作業の指示 — 下の行をすべて書き直して、「Surf downwelling SW」を「Surface downward shortwave」に更新してください。それ以外はそのままにして、画像は答えに入れないでください。

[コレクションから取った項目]

# # # # # # #

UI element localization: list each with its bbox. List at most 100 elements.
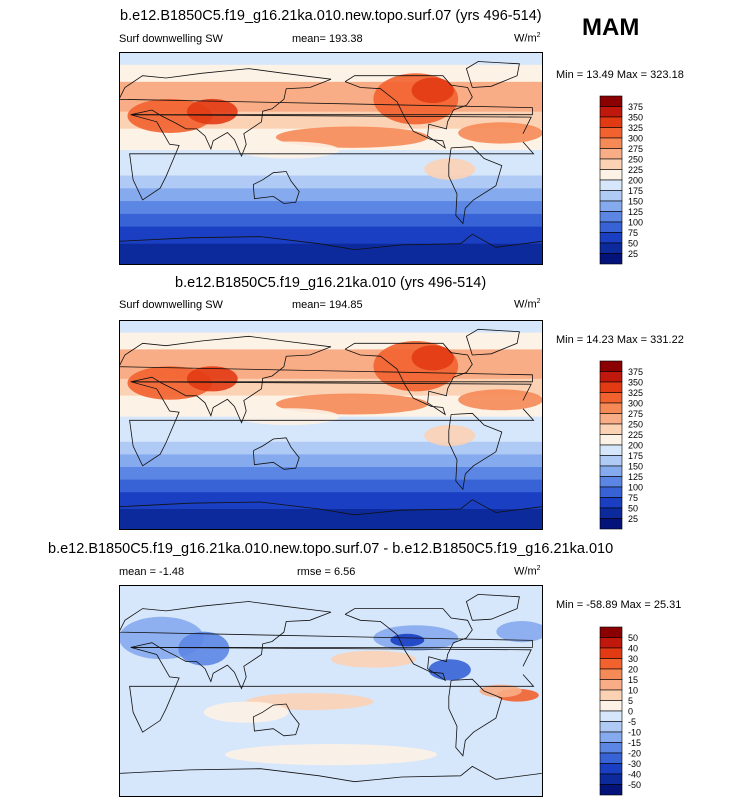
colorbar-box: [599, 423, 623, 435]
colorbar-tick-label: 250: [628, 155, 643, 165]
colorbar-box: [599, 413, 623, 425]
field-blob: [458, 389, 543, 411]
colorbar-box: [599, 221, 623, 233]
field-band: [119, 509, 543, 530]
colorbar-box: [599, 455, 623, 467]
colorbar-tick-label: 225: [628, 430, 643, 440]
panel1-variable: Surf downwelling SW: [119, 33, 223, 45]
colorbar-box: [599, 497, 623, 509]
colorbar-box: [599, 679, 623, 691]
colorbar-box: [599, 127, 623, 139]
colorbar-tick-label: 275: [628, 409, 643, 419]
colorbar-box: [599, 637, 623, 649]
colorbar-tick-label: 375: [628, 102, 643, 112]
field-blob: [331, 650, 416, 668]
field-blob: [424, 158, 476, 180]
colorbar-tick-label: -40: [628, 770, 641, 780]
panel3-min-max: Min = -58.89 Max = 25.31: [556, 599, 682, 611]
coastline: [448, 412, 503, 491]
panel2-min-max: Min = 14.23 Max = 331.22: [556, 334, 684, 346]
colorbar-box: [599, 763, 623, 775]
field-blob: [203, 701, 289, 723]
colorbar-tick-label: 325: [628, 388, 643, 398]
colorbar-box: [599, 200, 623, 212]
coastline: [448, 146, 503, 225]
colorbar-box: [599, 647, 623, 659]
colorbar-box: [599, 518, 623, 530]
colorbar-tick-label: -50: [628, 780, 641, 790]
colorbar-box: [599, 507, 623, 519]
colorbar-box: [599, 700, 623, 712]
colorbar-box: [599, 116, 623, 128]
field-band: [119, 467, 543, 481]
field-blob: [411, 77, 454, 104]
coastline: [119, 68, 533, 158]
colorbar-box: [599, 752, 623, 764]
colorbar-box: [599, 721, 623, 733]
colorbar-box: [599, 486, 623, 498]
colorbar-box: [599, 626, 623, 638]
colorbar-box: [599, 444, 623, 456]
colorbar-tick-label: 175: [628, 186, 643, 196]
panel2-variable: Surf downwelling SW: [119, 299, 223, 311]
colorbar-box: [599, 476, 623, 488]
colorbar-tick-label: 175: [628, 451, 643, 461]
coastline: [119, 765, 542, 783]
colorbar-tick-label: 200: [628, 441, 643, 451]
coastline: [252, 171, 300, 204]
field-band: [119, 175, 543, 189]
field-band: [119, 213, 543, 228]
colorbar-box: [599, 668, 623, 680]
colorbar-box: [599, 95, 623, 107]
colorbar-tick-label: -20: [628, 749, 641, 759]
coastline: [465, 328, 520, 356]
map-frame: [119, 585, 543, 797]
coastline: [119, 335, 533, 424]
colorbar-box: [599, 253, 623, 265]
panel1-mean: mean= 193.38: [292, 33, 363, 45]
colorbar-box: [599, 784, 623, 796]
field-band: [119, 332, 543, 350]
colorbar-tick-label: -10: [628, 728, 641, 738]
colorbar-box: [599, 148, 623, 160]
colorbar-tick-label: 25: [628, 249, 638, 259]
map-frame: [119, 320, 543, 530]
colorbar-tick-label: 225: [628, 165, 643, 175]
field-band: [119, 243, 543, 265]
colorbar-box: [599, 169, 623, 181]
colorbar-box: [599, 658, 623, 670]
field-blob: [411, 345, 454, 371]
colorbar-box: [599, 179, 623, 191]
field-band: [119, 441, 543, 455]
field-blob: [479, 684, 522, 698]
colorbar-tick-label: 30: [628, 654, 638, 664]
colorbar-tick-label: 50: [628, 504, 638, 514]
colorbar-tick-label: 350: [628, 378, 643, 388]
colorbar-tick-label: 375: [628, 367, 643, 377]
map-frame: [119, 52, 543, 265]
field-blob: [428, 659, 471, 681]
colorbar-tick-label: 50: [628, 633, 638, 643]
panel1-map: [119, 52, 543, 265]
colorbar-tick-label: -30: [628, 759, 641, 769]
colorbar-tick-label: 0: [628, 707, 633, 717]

# # # # # # #

回答 —
UI element localization: list each with its bbox. List at most 100 elements.
colorbar-box: [599, 423, 623, 435]
colorbar-tick-label: 250: [628, 155, 643, 165]
colorbar-box: [599, 413, 623, 425]
field-blob: [458, 389, 543, 411]
colorbar-box: [599, 221, 623, 233]
field-band: [119, 509, 543, 530]
colorbar-box: [599, 455, 623, 467]
colorbar-tick-label: 225: [628, 430, 643, 440]
panel1-variable: Surface downward shortwave: [119, 33, 223, 45]
colorbar-box: [599, 497, 623, 509]
colorbar-box: [599, 679, 623, 691]
colorbar-box: [599, 127, 623, 139]
colorbar-tick-label: 275: [628, 409, 643, 419]
colorbar-box: [599, 637, 623, 649]
colorbar-tick-label: 375: [628, 102, 643, 112]
field-blob: [331, 650, 416, 668]
field-blob: [424, 158, 476, 180]
colorbar-tick-label: -40: [628, 770, 641, 780]
panel3-min-max: Min = -58.89 Max = 25.31: [556, 599, 682, 611]
coastline: [448, 412, 503, 491]
panel2-min-max: Min = 14.23 Max = 331.22: [556, 334, 684, 346]
colorbar-box: [599, 763, 623, 775]
field-blob: [203, 701, 289, 723]
colorbar-tick-label: 325: [628, 388, 643, 398]
colorbar-box: [599, 200, 623, 212]
coastline: [448, 146, 503, 225]
colorbar-box: [599, 647, 623, 659]
colorbar-box: [599, 518, 623, 530]
colorbar-tick-label: -50: [628, 780, 641, 790]
colorbar-box: [599, 507, 623, 519]
colorbar-box: [599, 700, 623, 712]
colorbar-box: [599, 116, 623, 128]
field-band: [119, 467, 543, 481]
field-blob: [411, 77, 454, 104]
coastline: [119, 68, 533, 158]
colorbar-box: [599, 752, 623, 764]
colorbar-box: [599, 721, 623, 733]
colorbar-box: [599, 486, 623, 498]
colorbar-box: [599, 626, 623, 638]
colorbar-box: [599, 444, 623, 456]
colorbar-tick-label: 175: [628, 186, 643, 196]
panel2-variable: Surface downward shortwave: [119, 299, 223, 311]
colorbar-box: [599, 476, 623, 488]
colorbar-tick-label: 175: [628, 451, 643, 461]
coastline: [119, 765, 542, 783]
colorbar-tick-label: 200: [628, 441, 643, 451]
coastline: [252, 171, 300, 204]
field-band: [119, 175, 543, 189]
field-band: [119, 213, 543, 228]
colorbar-box: [599, 668, 623, 680]
colorbar-box: [599, 95, 623, 107]
colorbar-tick-label: -20: [628, 749, 641, 759]
coastline: [465, 328, 520, 356]
map-frame: [119, 585, 543, 797]
coastline: [119, 335, 533, 424]
colorbar-box: [599, 253, 623, 265]
panel1-mean: mean= 193.38: [292, 33, 363, 45]
colorbar-box: [599, 784, 623, 796]
field-band: [119, 332, 543, 350]
colorbar-tick-label: -10: [628, 728, 641, 738]
colorbar-box: [599, 148, 623, 160]
colorbar-tick-label: 25: [628, 249, 638, 259]
map-frame: [119, 320, 543, 530]
colorbar-tick-label: 225: [628, 165, 643, 175]
field-band: [119, 243, 543, 265]
colorbar-box: [599, 169, 623, 181]
colorbar-box: [599, 658, 623, 670]
field-blob: [411, 345, 454, 371]
colorbar-box: [599, 179, 623, 191]
field-band: [119, 441, 543, 455]
field-blob: [479, 684, 522, 698]
colorbar-tick-label: 30: [628, 654, 638, 664]
colorbar-tick-label: 50: [628, 504, 638, 514]
colorbar-tick-label: 350: [628, 378, 643, 388]
colorbar-tick-label: 375: [628, 367, 643, 377]
map-frame: [119, 52, 543, 265]
field-blob: [428, 659, 471, 681]
colorbar-tick-label: 50: [628, 633, 638, 643]
panel1-map: [119, 52, 543, 265]
colorbar-tick-label: -30: [628, 759, 641, 769]
colorbar-tick-label: 0: [628, 707, 633, 717]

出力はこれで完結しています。